━━━━━ ENTRIES SUPPLIED ━━━━━

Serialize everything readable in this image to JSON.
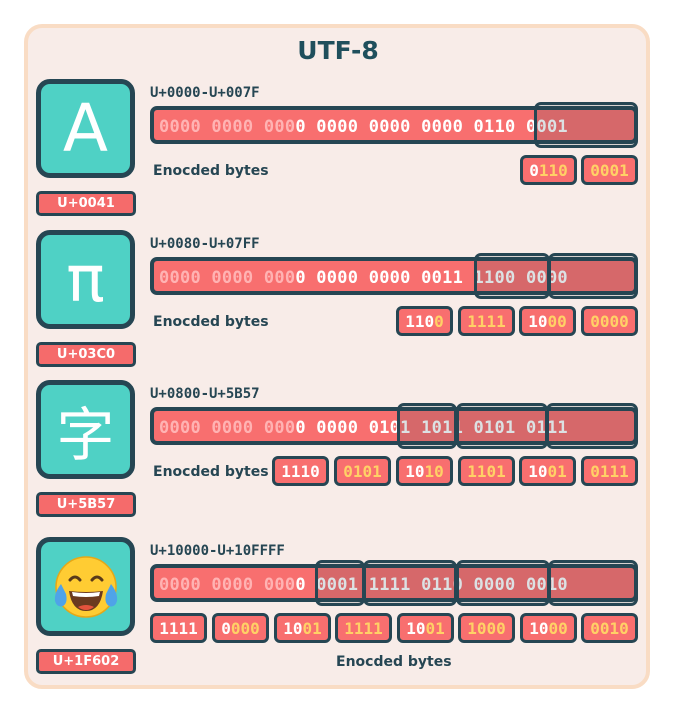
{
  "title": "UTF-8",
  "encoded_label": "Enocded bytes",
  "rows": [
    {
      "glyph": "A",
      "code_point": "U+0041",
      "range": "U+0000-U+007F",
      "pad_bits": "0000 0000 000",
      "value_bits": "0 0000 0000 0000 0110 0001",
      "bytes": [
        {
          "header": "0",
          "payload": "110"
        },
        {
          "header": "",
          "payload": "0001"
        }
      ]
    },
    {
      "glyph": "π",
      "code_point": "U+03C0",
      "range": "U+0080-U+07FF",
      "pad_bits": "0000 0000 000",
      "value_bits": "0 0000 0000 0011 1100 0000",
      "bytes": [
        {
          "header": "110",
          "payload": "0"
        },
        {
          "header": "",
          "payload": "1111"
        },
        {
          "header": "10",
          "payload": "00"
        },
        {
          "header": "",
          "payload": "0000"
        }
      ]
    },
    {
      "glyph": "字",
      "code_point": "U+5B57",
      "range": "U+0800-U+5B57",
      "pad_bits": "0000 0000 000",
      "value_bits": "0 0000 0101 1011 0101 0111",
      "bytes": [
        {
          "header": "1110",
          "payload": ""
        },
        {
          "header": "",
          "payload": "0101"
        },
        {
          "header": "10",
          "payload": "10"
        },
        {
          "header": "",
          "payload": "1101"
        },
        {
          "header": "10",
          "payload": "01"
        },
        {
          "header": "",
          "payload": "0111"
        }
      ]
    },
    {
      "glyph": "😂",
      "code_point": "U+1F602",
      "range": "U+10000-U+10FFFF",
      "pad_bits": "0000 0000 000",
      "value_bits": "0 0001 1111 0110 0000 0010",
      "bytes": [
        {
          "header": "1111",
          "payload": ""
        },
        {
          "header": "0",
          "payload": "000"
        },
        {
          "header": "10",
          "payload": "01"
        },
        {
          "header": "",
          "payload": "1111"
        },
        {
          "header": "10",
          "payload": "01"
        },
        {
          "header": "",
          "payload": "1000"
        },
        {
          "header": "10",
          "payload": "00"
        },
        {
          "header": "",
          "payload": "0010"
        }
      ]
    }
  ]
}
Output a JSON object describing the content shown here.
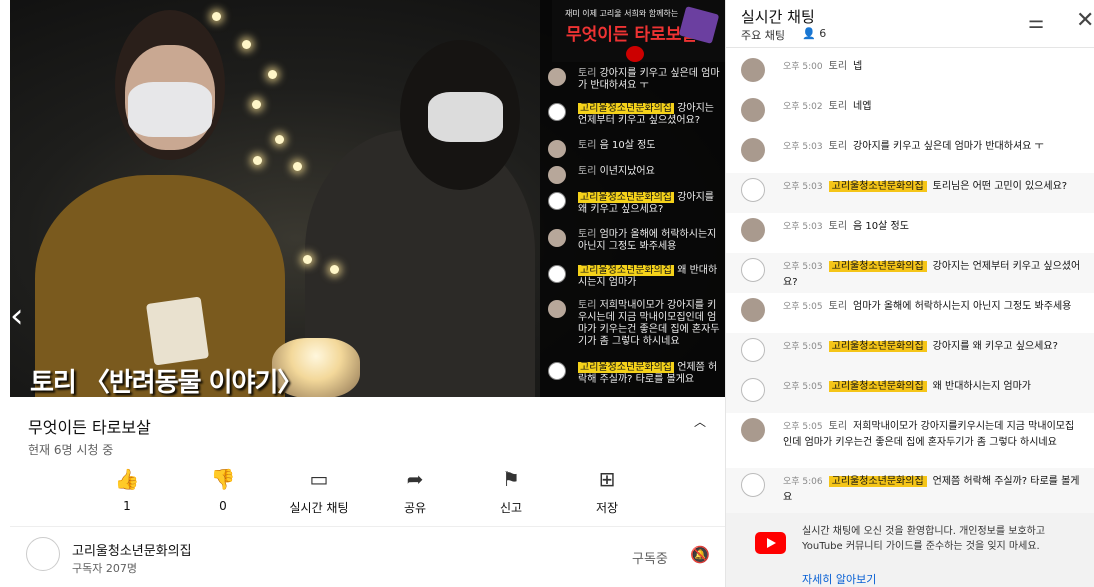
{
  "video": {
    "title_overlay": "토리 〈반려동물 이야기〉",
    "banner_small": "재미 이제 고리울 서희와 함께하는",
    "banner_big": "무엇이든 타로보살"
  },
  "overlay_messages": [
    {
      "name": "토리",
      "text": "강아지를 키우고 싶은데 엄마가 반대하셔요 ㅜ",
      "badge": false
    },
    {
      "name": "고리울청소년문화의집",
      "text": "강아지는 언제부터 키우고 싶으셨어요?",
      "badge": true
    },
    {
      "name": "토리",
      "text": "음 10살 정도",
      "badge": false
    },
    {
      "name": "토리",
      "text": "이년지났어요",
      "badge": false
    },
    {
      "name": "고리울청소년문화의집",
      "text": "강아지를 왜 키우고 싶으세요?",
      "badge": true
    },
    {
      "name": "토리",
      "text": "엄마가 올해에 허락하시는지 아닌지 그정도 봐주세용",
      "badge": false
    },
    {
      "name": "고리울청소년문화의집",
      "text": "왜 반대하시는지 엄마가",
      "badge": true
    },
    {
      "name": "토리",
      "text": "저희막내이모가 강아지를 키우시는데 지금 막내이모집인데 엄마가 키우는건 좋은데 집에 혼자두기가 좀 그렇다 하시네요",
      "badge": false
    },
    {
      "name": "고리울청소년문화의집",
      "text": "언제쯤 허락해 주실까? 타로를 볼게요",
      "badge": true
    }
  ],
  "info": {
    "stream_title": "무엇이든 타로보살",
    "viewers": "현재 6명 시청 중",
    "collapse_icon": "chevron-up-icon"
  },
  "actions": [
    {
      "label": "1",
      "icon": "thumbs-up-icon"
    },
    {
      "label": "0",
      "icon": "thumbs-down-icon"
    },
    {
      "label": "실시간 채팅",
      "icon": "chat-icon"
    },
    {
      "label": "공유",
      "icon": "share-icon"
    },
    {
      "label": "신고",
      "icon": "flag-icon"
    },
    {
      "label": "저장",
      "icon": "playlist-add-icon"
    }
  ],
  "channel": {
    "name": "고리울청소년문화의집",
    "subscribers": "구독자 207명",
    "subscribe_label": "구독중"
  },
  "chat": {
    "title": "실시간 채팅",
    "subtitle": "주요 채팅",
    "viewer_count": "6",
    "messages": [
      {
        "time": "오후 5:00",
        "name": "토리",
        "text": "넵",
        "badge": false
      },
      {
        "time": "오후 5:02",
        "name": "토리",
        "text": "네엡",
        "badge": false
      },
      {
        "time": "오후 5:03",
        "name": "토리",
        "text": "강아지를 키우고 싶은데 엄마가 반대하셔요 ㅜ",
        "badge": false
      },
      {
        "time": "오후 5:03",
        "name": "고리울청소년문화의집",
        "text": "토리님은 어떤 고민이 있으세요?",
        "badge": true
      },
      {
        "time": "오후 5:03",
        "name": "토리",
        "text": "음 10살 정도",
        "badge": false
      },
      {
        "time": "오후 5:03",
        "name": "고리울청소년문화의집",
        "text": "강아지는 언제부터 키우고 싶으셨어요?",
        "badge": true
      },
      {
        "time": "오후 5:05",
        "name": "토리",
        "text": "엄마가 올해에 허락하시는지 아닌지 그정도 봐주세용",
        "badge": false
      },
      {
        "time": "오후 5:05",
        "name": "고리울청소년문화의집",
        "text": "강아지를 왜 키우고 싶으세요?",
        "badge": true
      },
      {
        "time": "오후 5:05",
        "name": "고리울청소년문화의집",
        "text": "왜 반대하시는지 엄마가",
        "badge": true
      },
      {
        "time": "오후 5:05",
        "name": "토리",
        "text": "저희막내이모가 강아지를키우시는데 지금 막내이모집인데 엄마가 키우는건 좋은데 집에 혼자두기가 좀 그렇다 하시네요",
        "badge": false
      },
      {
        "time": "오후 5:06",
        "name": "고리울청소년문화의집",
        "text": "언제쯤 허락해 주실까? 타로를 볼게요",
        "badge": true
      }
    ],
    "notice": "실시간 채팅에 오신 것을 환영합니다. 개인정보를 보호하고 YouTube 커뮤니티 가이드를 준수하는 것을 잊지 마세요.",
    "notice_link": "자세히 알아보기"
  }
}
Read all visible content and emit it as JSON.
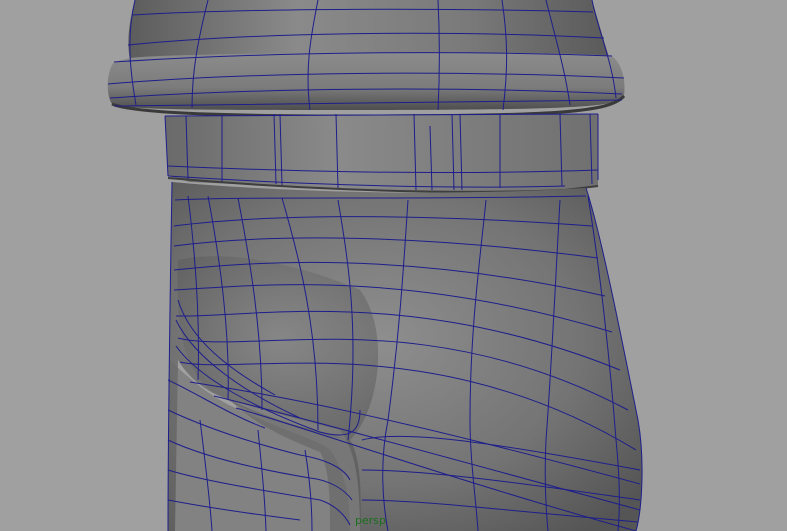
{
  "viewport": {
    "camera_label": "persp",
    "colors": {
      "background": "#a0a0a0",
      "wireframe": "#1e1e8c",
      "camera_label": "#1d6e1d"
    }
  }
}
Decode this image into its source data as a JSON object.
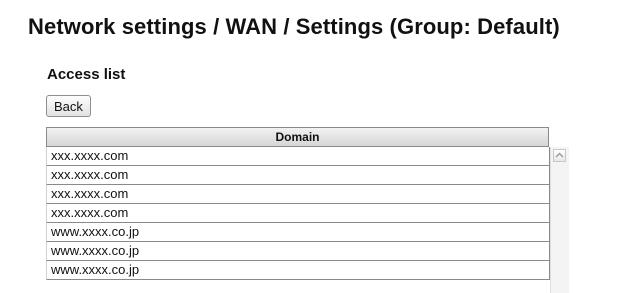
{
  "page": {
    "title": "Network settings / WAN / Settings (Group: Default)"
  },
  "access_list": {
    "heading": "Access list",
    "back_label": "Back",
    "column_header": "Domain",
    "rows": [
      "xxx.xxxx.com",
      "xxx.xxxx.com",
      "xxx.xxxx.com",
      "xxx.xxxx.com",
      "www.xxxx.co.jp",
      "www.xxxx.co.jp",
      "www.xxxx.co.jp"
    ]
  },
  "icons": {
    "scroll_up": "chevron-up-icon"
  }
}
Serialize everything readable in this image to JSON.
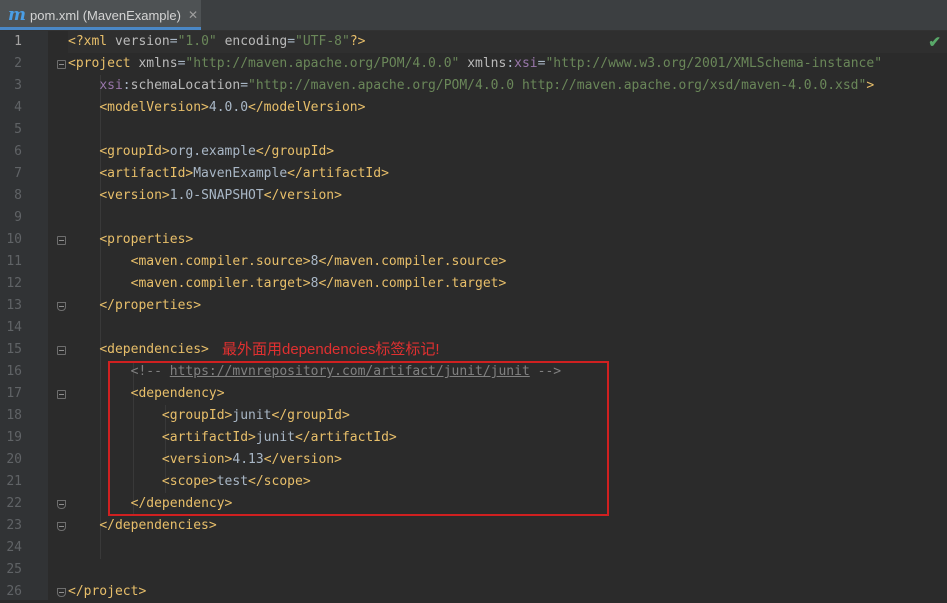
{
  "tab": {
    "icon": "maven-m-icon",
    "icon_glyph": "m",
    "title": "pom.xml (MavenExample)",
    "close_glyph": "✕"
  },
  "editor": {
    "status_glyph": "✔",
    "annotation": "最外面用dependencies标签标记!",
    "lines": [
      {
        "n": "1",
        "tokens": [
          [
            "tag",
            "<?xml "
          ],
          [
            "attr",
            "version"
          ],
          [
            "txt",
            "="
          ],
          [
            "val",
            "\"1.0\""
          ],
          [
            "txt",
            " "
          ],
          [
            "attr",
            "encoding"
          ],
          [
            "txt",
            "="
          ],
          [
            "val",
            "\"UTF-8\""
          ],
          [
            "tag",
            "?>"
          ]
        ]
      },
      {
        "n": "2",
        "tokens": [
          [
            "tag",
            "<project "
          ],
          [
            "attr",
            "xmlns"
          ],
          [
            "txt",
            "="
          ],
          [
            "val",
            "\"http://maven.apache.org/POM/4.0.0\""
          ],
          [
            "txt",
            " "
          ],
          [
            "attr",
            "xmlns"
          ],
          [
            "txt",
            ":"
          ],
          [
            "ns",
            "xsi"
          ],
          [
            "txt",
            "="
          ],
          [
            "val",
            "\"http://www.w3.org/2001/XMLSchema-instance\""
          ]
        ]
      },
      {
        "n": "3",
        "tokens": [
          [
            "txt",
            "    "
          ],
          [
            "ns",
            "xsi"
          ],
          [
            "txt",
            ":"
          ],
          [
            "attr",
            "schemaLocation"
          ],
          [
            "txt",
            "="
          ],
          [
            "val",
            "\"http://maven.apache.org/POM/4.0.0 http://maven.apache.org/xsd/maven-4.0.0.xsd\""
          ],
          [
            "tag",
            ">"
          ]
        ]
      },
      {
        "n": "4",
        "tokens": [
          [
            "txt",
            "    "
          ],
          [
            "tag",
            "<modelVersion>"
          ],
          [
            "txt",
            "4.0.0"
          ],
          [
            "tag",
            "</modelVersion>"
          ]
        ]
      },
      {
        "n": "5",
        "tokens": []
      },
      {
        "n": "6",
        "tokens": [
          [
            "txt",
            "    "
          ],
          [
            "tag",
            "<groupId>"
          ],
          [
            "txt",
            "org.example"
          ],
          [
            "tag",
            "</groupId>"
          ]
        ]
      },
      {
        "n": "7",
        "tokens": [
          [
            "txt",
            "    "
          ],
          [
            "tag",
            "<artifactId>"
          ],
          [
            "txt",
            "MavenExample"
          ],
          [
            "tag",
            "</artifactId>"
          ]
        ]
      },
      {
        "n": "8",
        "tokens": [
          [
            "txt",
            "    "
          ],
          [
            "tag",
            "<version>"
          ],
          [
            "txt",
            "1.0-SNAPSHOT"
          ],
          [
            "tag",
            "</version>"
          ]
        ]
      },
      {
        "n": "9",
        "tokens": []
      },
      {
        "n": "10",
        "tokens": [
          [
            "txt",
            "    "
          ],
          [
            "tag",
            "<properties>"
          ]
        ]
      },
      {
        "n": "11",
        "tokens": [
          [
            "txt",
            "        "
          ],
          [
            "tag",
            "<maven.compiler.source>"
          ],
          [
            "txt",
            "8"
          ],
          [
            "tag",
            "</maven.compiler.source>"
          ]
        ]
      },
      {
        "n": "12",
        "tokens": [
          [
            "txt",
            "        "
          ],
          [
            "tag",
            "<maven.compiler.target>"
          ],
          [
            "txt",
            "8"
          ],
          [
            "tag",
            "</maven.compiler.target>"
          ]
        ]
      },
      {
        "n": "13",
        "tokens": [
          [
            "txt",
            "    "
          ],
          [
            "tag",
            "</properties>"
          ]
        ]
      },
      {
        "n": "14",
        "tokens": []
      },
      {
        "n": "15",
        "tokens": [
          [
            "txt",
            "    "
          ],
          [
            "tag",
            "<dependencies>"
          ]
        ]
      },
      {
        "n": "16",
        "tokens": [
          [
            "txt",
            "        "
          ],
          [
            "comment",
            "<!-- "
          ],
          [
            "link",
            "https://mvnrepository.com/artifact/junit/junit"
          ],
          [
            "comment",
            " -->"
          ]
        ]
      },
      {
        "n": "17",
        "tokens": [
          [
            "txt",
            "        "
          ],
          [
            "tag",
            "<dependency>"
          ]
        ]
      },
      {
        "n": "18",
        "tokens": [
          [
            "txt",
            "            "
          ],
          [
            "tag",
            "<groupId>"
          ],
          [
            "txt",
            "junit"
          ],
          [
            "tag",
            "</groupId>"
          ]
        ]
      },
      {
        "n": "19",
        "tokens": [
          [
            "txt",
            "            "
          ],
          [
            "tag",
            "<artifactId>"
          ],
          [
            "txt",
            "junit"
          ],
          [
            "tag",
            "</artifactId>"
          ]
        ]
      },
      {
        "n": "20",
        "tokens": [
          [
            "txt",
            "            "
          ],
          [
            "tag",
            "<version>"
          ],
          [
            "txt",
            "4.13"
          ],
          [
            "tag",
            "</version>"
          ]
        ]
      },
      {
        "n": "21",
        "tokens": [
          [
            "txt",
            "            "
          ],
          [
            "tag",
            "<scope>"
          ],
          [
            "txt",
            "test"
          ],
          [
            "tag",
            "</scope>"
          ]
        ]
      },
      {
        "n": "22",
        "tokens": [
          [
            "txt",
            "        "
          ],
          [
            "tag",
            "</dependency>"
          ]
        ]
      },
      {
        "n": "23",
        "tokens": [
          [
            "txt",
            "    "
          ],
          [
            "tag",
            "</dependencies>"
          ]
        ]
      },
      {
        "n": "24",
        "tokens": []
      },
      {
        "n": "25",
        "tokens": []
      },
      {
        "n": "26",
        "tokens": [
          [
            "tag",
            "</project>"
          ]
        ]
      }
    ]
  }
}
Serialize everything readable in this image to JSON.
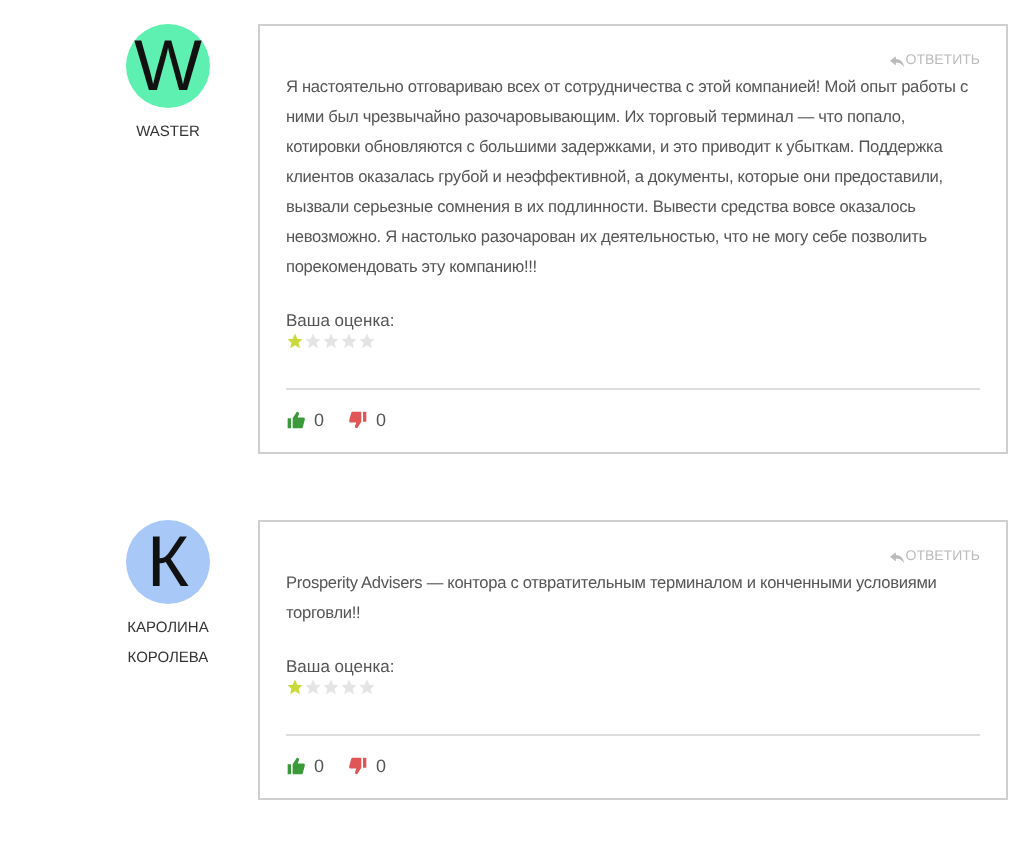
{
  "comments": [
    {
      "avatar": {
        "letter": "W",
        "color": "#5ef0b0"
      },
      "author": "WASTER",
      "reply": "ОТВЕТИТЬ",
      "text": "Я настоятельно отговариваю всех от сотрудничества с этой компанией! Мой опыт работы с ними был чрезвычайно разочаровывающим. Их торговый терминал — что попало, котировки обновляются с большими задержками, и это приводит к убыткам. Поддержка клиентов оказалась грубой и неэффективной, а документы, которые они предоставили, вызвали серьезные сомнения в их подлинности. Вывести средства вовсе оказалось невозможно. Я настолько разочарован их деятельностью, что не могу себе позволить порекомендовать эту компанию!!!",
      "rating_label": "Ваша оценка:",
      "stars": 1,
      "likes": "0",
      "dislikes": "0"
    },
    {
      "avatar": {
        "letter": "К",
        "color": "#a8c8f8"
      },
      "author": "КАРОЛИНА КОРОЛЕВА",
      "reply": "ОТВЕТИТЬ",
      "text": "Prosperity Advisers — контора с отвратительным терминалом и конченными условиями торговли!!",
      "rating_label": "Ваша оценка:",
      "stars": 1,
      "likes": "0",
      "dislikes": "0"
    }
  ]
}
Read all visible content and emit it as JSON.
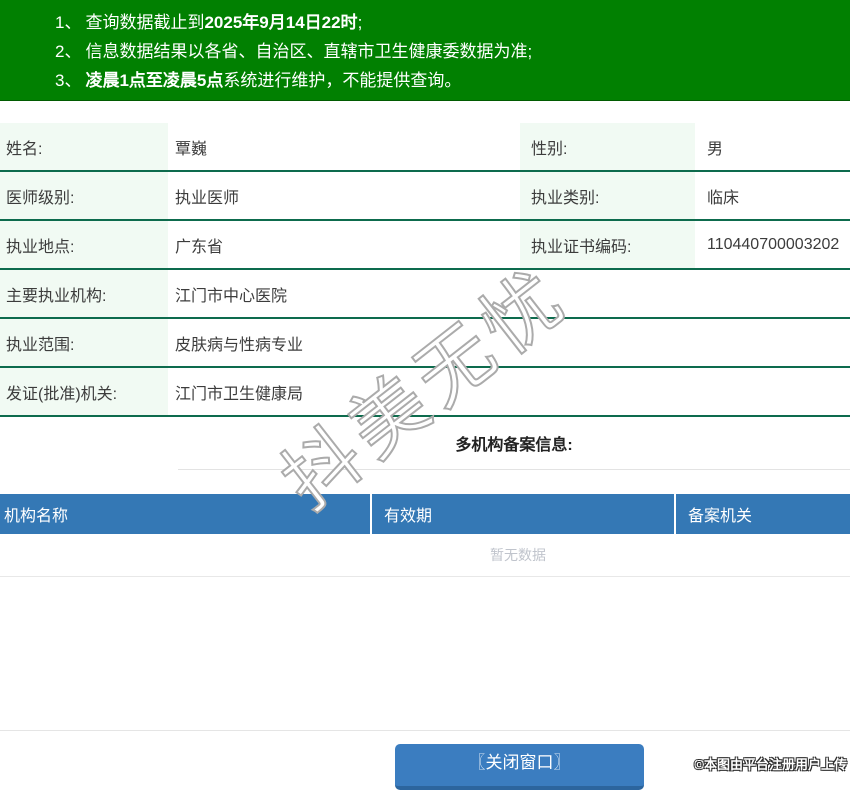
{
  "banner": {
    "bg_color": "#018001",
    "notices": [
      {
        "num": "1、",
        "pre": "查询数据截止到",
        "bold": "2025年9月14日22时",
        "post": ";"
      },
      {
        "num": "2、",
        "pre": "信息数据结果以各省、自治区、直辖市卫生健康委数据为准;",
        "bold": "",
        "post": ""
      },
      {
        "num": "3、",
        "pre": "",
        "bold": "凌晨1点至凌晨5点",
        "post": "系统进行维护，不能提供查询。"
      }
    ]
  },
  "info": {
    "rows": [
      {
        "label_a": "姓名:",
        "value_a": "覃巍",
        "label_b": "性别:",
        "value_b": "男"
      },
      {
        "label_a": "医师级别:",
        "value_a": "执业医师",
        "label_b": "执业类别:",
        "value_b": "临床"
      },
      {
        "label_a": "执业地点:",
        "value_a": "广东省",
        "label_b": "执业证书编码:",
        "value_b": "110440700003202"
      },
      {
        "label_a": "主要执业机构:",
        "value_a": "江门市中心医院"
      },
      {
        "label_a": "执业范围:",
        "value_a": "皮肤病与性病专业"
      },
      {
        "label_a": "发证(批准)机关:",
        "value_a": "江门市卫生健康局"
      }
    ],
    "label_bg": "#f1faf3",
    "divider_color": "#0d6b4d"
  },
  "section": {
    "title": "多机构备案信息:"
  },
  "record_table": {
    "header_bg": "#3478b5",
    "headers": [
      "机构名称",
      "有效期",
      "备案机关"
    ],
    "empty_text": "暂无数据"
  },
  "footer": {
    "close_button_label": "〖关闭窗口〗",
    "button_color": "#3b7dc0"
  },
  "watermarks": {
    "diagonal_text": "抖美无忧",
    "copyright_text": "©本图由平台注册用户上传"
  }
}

━━━━━

> [WHAT THE EXERCISE ASKS] Take every line containing the word "author" and copy it.

> [REPLY]
      "author": "WASTER",
      "author": "КАРОЛИНА КОРОЛЕВА",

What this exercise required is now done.